===== Input for this task =====
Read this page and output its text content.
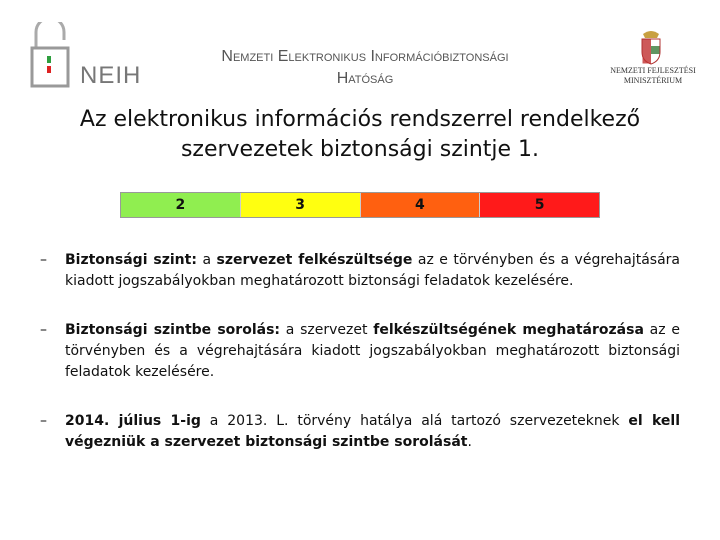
NEIH
Nemzeti Elektronikus Információbiztonsági
Hatóság	NEMZETI FEJLESZTÉSI
MINISZTÉRIUM
Az elektronikus információs rendszerrel rendelkező
szervezetek biztonsági szintje 1.
2	3	4	5
– Biztonsági szint: a szervezet felkészültsége az e törvényben és a végrehajtására kiadott jogszabályokban meghatározott biztonsági feladatok kezelésére.
– Biztonsági szintbe sorolás: a szervezet felkészültségének meghatározása az e törvényben és a végrehajtására kiadott jogszabályokban meghatározott biztonsági feladatok kezelésére.
– 2014. július 1-ig a 2013. L. törvény hatálya alá tartozó szervezeteknek el kell végezniük a szervezet biztonsági szintbe sorolását.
=====
Count the lines of the data that include the string "feladatok", and give only that number.

2